[START]

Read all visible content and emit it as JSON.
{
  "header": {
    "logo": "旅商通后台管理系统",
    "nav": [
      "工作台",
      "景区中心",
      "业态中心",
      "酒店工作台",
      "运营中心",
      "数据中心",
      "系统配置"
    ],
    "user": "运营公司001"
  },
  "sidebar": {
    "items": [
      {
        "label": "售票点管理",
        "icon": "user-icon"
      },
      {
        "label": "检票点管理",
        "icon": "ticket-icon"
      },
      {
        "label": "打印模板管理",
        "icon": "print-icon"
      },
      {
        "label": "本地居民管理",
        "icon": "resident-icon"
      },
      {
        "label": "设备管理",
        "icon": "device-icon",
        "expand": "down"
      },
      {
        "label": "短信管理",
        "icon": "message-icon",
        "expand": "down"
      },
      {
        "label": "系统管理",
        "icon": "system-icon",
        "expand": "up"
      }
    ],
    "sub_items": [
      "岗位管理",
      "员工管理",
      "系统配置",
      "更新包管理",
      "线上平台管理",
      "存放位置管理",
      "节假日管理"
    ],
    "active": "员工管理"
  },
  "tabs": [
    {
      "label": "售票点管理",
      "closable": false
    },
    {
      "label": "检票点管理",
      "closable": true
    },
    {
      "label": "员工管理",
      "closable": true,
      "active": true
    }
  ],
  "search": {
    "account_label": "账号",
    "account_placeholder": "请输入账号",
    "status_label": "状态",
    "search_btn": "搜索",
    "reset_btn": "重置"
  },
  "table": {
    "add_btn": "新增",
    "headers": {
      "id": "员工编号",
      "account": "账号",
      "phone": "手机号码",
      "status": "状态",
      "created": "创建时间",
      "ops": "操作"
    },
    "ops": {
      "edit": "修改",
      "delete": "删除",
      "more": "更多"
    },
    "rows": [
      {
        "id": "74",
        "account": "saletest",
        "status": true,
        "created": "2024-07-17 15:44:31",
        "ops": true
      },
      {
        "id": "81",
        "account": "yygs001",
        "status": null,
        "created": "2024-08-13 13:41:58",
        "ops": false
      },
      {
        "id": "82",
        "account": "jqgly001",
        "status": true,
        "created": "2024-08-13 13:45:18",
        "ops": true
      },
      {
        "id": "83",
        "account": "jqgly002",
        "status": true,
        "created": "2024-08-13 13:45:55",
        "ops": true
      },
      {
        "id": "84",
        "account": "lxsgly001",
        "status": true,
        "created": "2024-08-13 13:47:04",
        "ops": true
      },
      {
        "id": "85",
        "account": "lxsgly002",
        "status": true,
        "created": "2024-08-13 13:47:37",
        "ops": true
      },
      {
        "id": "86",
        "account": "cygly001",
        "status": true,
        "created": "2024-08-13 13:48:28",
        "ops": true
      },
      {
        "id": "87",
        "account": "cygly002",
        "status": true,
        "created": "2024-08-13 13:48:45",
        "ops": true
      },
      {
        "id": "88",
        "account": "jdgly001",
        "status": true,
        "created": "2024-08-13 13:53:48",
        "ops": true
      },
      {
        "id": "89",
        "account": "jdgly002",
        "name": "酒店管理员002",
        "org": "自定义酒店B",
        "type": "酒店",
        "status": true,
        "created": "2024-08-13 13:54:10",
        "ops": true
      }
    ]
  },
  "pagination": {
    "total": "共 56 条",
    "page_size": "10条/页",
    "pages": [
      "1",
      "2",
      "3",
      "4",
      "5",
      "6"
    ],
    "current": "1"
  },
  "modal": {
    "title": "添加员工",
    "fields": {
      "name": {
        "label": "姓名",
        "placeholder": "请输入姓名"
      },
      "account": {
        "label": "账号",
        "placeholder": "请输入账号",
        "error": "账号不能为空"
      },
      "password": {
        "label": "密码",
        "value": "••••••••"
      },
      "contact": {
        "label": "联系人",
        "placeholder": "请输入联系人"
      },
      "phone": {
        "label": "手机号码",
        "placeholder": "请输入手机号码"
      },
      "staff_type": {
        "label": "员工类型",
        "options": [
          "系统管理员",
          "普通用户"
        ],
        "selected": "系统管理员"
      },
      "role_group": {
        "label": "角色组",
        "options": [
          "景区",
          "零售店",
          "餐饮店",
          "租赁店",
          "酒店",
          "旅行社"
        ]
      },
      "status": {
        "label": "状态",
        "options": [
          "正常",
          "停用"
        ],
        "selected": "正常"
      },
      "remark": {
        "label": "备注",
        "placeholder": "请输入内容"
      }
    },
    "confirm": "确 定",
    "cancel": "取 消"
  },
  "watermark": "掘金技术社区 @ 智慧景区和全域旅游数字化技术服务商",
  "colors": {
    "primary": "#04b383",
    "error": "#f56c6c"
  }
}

[END]

GOAL: Write out every record, exactly as written.

EXPECTED ANSWER:
Read all visible content and emit it as JSON.
{
  "header": {
    "logo": "旅商通后台管理系统",
    "nav": [
      "工作台",
      "景区中心",
      "业态中心",
      "酒店工作台",
      "运营中心",
      "数据中心",
      "系统配置"
    ],
    "user": "运营公司001"
  },
  "sidebar": {
    "items": [
      {
        "label": "售票点管理",
        "icon": "user-icon"
      },
      {
        "label": "检票点管理",
        "icon": "ticket-icon"
      },
      {
        "label": "打印模板管理",
        "icon": "print-icon"
      },
      {
        "label": "本地居民管理",
        "icon": "resident-icon"
      },
      {
        "label": "设备管理",
        "icon": "device-icon",
        "expand": "down"
      },
      {
        "label": "短信管理",
        "icon": "message-icon",
        "expand": "down"
      },
      {
        "label": "系统管理",
        "icon": "system-icon",
        "expand": "up"
      }
    ],
    "sub_items": [
      "岗位管理",
      "员工管理",
      "系统配置",
      "更新包管理",
      "线上平台管理",
      "存放位置管理",
      "节假日管理"
    ],
    "active": "员工管理"
  },
  "tabs": [
    {
      "label": "售票点管理",
      "closable": false
    },
    {
      "label": "检票点管理",
      "closable": true
    },
    {
      "label": "员工管理",
      "closable": true,
      "active": true
    }
  ],
  "search": {
    "account_label": "账号",
    "account_placeholder": "请输入账号",
    "status_label": "状态",
    "search_btn": "搜索",
    "reset_btn": "重置"
  },
  "table": {
    "add_btn": "新增",
    "headers": {
      "id": "员工编号",
      "account": "账号",
      "phone": "手机号码",
      "status": "状态",
      "created": "创建时间",
      "ops": "操作"
    },
    "ops": {
      "edit": "修改",
      "delete": "删除",
      "more": "更多"
    },
    "rows": [
      {
        "id": "74",
        "account": "saletest",
        "status": true,
        "created": "2024-07-17 15:44:31",
        "ops": true
      },
      {
        "id": "81",
        "account": "yygs001",
        "status": null,
        "created": "2024-08-13 13:41:58",
        "ops": false
      },
      {
        "id": "82",
        "account": "jqgly001",
        "status": true,
        "created": "2024-08-13 13:45:18",
        "ops": true
      },
      {
        "id": "83",
        "account": "jqgly002",
        "status": true,
        "created": "2024-08-13 13:45:55",
        "ops": true
      },
      {
        "id": "84",
        "account": "lxsgly001",
        "status": true,
        "created": "2024-08-13 13:47:04",
        "ops": true
      },
      {
        "id": "85",
        "account": "lxsgly002",
        "status": true,
        "created": "2024-08-13 13:47:37",
        "ops": true
      },
      {
        "id": "86",
        "account": "cygly001",
        "status": true,
        "created": "2024-08-13 13:48:28",
        "ops": true
      },
      {
        "id": "87",
        "account": "cygly002",
        "status": true,
        "created": "2024-08-13 13:48:45",
        "ops": true
      },
      {
        "id": "88",
        "account": "jdgly001",
        "status": true,
        "created": "2024-08-13 13:53:48",
        "ops": true
      },
      {
        "id": "89",
        "account": "jdgly002",
        "name": "酒店管理员002",
        "org": "自定义酒店B",
        "type": "酒店",
        "status": true,
        "created": "2024-08-13 13:54:10",
        "ops": true
      }
    ]
  },
  "pagination": {
    "total": "共 56 条",
    "page_size": "10条/页",
    "pages": [
      "1",
      "2",
      "3",
      "4",
      "5",
      "6"
    ],
    "current": "1"
  },
  "modal": {
    "title": "添加员工",
    "fields": {
      "name": {
        "label": "姓名",
        "placeholder": "请输入姓名"
      },
      "account": {
        "label": "账号",
        "placeholder": "请输入账号",
        "error": "账号不能为空"
      },
      "password": {
        "label": "密码",
        "value": "••••••••"
      },
      "contact": {
        "label": "联系人",
        "placeholder": "请输入联系人"
      },
      "phone": {
        "label": "手机号码",
        "placeholder": "请输入手机号码"
      },
      "staff_type": {
        "label": "员工类型",
        "options": [
          "系统管理员",
          "普通用户"
        ],
        "selected": "系统管理员"
      },
      "role_group": {
        "label": "角色组",
        "options": [
          "景区",
          "零售店",
          "餐饮店",
          "租赁店",
          "酒店",
          "旅行社"
        ]
      },
      "status": {
        "label": "状态",
        "options": [
          "正常",
          "停用"
        ],
        "selected": "正常"
      },
      "remark": {
        "label": "备注",
        "placeholder": "请输入内容"
      }
    },
    "confirm": "确 定",
    "cancel": "取 消"
  },
  "watermark": "掘金技术社区 @ 智慧景区和全域旅游数字化技术服务商",
  "colors": {
    "primary": "#04b383",
    "error": "#f56c6c"
  }
}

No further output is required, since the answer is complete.